THE PROBLEM:
Report the number of lines that hold the string "content". Leave out any other text.

DATA FOR THE TASK:

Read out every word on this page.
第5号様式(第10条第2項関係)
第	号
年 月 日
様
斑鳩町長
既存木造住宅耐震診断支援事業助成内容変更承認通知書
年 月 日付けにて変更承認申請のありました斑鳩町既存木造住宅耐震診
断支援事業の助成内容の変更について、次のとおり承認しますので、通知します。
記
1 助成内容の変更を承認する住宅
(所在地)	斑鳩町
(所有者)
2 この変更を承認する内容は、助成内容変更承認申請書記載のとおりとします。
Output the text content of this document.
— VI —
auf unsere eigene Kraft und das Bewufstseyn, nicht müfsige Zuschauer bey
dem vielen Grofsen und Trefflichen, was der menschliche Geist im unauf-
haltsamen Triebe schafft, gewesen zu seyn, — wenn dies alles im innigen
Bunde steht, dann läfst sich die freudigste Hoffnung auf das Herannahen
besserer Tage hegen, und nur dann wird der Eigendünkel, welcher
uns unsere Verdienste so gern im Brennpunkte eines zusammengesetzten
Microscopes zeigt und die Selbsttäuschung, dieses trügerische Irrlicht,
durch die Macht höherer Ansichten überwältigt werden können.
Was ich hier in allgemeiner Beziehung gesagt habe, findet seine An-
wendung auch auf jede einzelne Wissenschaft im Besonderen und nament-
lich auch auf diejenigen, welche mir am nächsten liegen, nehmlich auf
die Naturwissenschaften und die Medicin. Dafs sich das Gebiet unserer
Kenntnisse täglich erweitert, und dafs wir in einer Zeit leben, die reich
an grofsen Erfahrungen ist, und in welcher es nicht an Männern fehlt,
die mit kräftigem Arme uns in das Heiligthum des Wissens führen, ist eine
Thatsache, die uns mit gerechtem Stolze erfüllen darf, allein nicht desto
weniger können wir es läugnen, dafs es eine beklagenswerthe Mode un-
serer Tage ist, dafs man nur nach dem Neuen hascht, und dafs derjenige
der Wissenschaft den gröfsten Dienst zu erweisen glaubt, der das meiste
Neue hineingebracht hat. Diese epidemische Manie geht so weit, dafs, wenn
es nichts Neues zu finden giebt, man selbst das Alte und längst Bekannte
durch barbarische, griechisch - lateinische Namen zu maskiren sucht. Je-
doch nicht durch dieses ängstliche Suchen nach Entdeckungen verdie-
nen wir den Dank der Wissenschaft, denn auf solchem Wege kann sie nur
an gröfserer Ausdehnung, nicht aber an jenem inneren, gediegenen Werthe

* * *

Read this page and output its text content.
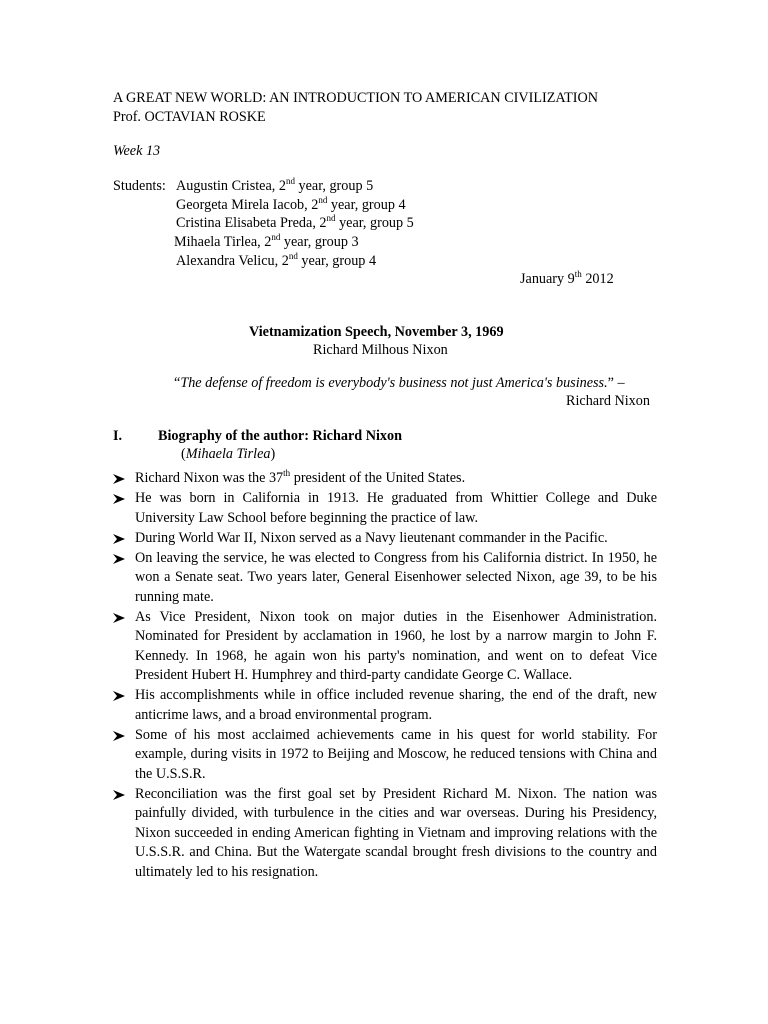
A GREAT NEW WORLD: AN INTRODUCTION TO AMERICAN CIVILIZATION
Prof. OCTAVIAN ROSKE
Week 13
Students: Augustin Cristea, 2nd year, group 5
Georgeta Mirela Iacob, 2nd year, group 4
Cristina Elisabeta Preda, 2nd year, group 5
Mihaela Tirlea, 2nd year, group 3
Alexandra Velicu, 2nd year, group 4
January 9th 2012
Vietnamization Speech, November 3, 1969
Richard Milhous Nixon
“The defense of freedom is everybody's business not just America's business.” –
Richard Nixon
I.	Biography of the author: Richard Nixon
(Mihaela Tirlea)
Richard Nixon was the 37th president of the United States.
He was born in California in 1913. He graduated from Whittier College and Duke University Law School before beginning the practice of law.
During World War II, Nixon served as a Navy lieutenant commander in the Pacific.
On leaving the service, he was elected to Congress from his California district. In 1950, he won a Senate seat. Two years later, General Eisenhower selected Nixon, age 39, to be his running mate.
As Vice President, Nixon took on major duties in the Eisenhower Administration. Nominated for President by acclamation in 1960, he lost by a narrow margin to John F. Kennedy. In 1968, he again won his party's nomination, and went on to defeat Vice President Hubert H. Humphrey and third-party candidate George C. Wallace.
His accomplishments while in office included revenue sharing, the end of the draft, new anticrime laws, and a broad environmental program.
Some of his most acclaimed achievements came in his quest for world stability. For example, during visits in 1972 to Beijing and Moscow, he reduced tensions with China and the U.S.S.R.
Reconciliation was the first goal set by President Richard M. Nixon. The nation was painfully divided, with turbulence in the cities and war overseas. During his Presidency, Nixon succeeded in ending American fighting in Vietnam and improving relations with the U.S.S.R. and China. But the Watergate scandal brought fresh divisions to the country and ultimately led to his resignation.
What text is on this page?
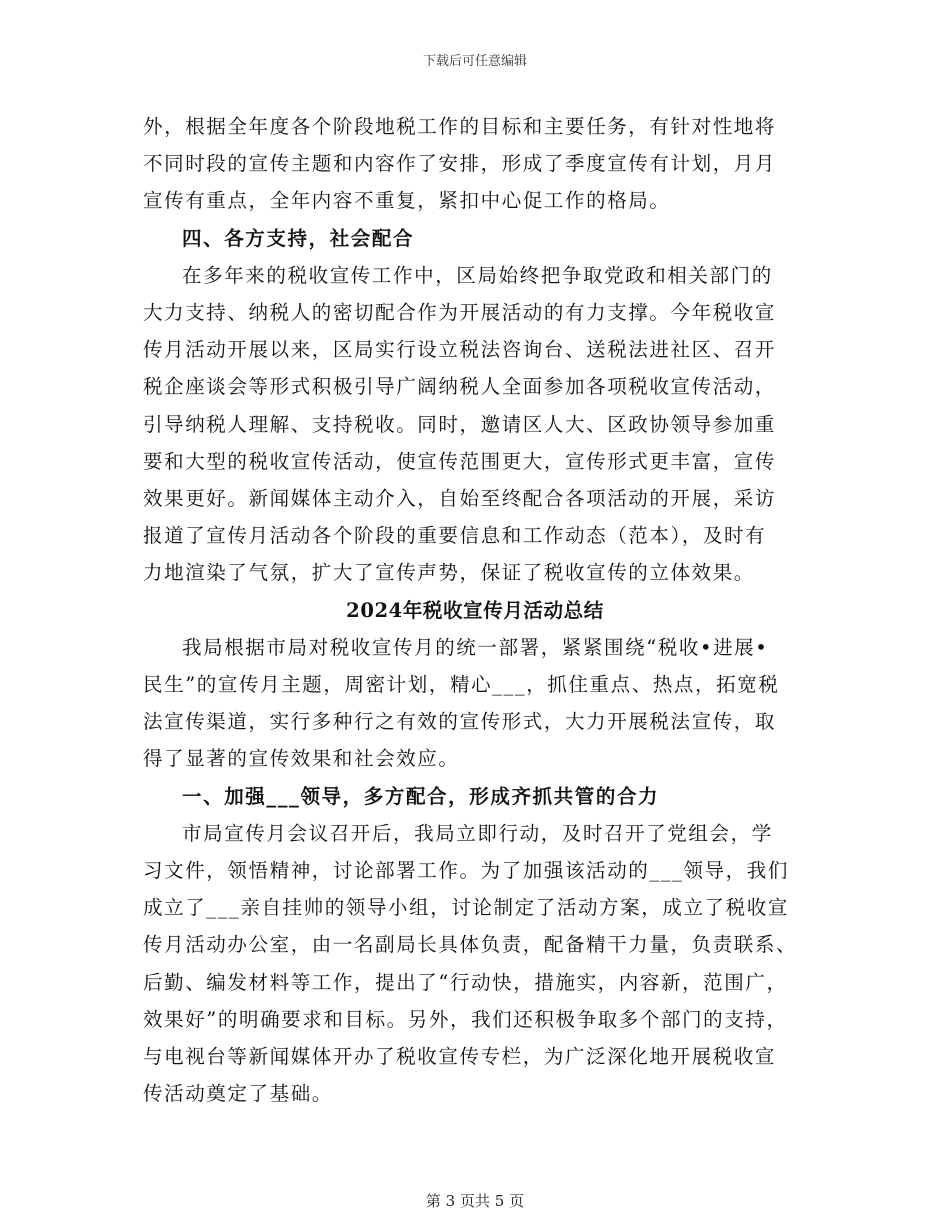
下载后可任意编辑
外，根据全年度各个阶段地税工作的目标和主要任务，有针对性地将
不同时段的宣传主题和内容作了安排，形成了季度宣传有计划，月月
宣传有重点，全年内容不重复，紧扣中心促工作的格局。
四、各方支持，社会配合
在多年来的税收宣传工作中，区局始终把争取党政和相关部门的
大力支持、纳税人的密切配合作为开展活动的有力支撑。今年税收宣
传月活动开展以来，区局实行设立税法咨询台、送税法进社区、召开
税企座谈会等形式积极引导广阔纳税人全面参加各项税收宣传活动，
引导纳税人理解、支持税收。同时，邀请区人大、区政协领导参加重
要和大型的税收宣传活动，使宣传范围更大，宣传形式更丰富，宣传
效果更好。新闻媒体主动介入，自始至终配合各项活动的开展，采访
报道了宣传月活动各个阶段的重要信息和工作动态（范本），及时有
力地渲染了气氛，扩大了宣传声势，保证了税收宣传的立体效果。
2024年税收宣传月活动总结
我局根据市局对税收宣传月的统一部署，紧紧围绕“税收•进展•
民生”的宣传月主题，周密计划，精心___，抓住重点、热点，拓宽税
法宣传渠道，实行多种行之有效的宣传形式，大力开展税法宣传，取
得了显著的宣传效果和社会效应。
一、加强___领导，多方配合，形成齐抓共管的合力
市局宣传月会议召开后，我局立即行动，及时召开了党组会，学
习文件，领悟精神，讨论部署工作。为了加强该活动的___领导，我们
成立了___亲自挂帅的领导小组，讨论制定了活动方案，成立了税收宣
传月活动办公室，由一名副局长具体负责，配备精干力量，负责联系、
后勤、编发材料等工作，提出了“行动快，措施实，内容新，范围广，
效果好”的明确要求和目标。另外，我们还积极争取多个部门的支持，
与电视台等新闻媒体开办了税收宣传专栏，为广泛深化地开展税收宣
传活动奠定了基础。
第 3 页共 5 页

---

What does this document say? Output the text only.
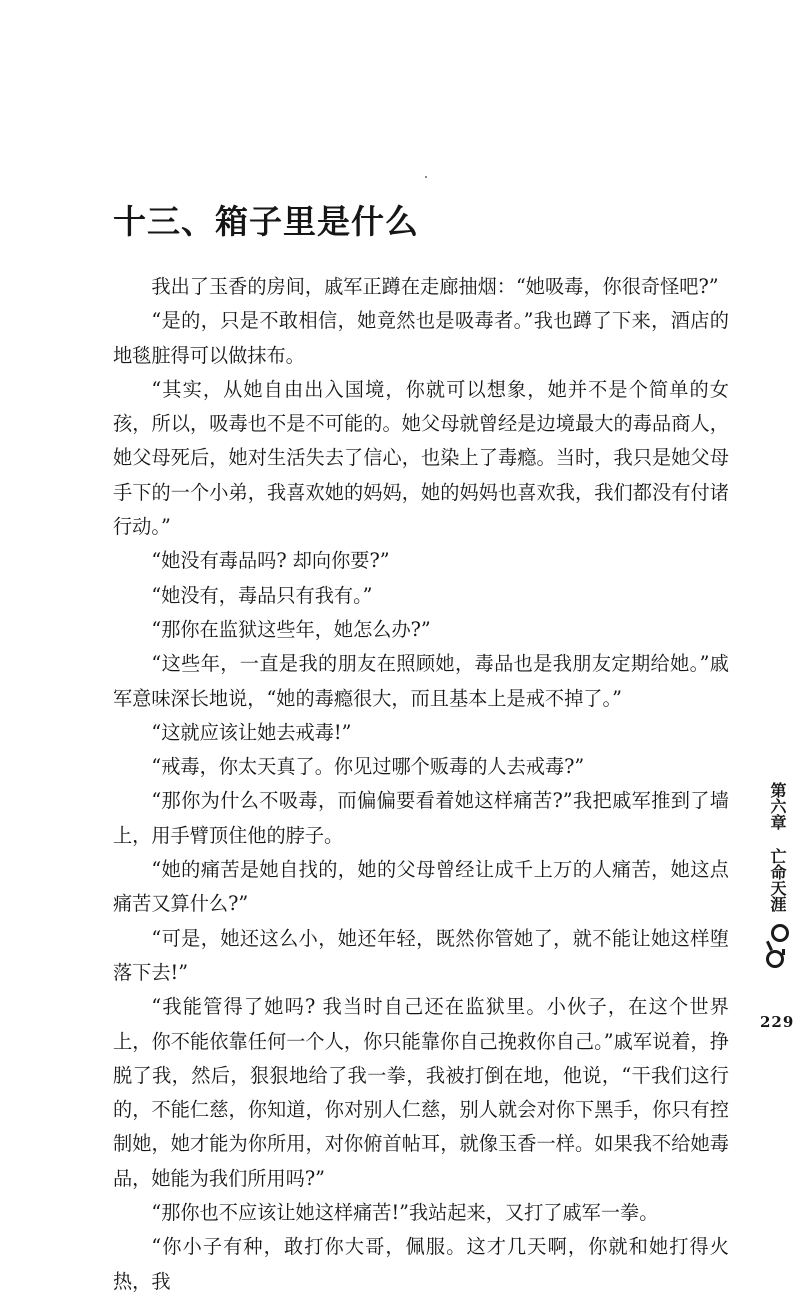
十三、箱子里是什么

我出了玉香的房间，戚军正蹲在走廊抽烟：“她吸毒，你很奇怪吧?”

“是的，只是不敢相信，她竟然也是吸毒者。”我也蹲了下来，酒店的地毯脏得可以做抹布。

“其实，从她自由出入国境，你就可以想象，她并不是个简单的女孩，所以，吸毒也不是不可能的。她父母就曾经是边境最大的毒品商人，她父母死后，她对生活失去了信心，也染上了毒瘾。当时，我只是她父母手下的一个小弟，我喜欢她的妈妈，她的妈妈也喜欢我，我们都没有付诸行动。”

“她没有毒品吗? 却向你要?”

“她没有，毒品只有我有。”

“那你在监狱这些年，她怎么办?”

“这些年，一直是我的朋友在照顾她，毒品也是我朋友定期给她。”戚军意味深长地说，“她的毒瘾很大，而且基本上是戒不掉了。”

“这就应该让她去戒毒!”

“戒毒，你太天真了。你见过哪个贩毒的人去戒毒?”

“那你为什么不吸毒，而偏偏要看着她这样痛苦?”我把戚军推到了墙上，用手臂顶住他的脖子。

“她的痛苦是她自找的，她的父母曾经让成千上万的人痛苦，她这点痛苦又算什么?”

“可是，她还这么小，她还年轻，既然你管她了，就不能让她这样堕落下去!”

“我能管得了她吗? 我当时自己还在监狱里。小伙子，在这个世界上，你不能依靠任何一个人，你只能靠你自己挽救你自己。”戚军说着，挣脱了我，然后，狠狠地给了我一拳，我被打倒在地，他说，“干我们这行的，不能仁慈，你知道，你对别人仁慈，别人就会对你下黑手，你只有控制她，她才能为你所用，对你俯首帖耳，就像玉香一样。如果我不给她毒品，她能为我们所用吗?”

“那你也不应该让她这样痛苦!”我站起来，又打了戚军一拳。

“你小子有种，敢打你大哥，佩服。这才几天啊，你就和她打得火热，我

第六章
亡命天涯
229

IN RESPONSE:
2